→ PROBLEMS TO SOLVE
1. Please condense the paragraph beginning "The fraction of population blood pressure variation" from the passage on hypertension genetics below into a bulleted list that keeps its main facts.
2. In the passage on hypertension genetics below, how many SNPs associated with blood pressure and hypertension have genome wide association studies identified?

Hypertension is a genetic condition—a quantum dilemma

The macrophage acknowledges various evolutionary hypotheses of hypertension indicating a genetic basis—is hypertension a maladaptive response of genes that were selected for salt retention when life moved from salt-rich oceans to salt-poor land? More recently, is the increased risk of salt-sensitive hypertension among African Americans related to enrichment of salt conserving gene variants amongst the survivors of the brutal transatlantic slave transports? [7, 8] Curiously, the maladaptive gene theory stumbles with data showing lower prevalence of hypertension among rural populations and in unacculturated societies like the Yanomami Indians [9]. Furthermore, migration of rural individuals to urban areas results in an increased incidence of hypertension [10]. All these point to an environmental cause. There were other inconsistencies: the peculiar cases of Gitelman Syndrome (affected individuals would crave salt but maintained low blood pressure despite high salt intake) and Glucocorticoid-remediable aldosteronism (high blood pressure paradoxically resolved with corticosteroid treatment) clearly show the role of genes with mutations identified in SLC12A1 gene for the former and a chimeric translocation between CYP11B1 and CYP11B2 genes for the latter [3]. The INTERSALT study [11] demonstrated a causal effect of sodium intake on blood pressure, but salt-sensitivity is a normally distributed phenotype implying multifactorial influences—both genetic and environmental.

The fraction of population blood pressure variation explained by genetic variation is quantified as heritability and the estimated heritability of blood pressure is modest at around 15–40% for clinic blood pressure but higher for ambulatory blood pressure (50–69%) [12]. This formed the basis for the highly successful drive to discover the polygenic architecture of blood pressure and hypertension. The genomic era over the last 15 years, specifically through a plethora of genome wide association studies (GWAS) identified over 1500 single nucleotide polymorphisms (SNPs) associated with blood pressure and hypertension [12]. Yet it also carried a sense of disappointment as researchers struggled to translate genetic signals into clinical applications. All the GWAS SNPs together explained only approximately 27% of the estimated blood pressure heritability and 5.7% of the phenotypic variance of SBP [12]. Combining all the SNPs into a polygenic score to predict hypertension has not yet shown clinical utility. GWAS in general have shown potential to discover novel pathways, but clinical translation is challenging. The deflated expectations from GWAS for rapidly using genomics to understand and treat hypertension echoed the similar over-expectations following the first sequencing of the human genome in 2001 [13]. It dawns on the macrophage that the experimental data on blood pressure and hypertension seemed to suggest either an environmental or a genetic causal mechanism, depending on who conducted the studies, indicating a form of confirmation bias. ‘Perhaps, like quantum particles, hypertension exists in a state of causal superposition, where seemingly incongruous factors intertwine to shape its manifestation,’ it mused. The macrophage’s early criticism of the quantum physicist considerably waned, sympathising with the physicist likening the whirlwind of contradictory information to the complex interplay of subatomic particles (or waves) entangled in a quantum dance.

→ EXTRACTED MATERIAL
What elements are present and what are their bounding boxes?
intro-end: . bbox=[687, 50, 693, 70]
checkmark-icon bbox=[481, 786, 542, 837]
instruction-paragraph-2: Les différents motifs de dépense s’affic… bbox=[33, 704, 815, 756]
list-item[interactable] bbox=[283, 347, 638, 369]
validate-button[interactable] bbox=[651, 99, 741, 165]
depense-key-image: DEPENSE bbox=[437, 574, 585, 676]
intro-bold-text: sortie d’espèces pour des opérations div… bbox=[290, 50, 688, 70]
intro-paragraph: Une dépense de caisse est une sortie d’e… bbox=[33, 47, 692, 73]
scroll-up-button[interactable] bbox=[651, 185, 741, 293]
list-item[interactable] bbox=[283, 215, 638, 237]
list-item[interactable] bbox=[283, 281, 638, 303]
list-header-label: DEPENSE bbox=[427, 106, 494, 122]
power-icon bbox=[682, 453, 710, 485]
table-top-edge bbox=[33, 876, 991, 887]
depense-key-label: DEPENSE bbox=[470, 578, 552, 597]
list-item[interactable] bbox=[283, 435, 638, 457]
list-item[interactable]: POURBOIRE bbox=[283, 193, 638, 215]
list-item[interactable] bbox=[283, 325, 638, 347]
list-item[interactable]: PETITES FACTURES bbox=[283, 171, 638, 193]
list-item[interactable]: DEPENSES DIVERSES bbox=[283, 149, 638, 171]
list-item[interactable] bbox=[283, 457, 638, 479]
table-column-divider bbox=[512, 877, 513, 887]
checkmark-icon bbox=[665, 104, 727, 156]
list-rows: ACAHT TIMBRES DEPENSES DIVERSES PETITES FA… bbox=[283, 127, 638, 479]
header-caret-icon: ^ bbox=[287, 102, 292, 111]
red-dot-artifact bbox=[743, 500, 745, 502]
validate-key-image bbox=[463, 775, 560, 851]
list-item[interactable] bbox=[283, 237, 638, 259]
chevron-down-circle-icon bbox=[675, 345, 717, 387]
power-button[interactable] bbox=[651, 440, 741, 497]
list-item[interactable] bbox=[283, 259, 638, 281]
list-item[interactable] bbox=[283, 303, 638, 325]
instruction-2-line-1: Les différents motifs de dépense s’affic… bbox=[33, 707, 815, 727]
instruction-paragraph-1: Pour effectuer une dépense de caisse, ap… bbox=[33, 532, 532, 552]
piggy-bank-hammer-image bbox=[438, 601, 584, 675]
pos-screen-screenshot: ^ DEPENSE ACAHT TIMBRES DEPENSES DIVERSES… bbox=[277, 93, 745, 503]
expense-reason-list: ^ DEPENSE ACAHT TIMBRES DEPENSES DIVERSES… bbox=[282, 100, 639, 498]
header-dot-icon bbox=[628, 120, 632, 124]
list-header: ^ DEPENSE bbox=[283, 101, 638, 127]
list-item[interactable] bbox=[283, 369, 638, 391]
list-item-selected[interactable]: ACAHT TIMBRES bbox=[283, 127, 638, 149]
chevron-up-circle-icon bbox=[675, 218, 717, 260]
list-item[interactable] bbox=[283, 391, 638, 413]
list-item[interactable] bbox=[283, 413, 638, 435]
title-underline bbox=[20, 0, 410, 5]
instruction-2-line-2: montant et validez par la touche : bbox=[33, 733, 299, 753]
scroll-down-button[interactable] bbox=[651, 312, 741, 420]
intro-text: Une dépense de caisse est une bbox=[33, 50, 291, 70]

→ RESULTS OF THE TASKS
1.
- Blood pressure heritability is modest for clinic readings (about 15–40%) but higher for ambulatory readings (50–69%).
- This prompted a highly successful effort to map the polygenic architecture of blood pressure and hypertension.
- Over the last 15 years, GWAS identified more than 1500 SNPs associated with blood pressure and hypertension.
- Together these SNPs explain only about 27% of estimated blood pressure heritability and 5.7% of the phenotypic variance of SBP.
- Polygenic scores for predicting hypertension have not yet shown clinical utility.
- GWAS can uncover novel pathways, but clinical translation is difficult.
- The disappointment echoes the over-expectations that followed the first human genome sequencing in 2001.
- The macrophage notes that studies seem to point to an environmental or a genetic cause depending on who conducted them, suggesting confirmation bias.
- It muses that hypertension may exist in a "causal superposition."
- Its early criticism of the quantum physicist wanes as it comes to sympathize with the physicist's comparison to entangled subatomic particles.

2. Over 1500 SNPs.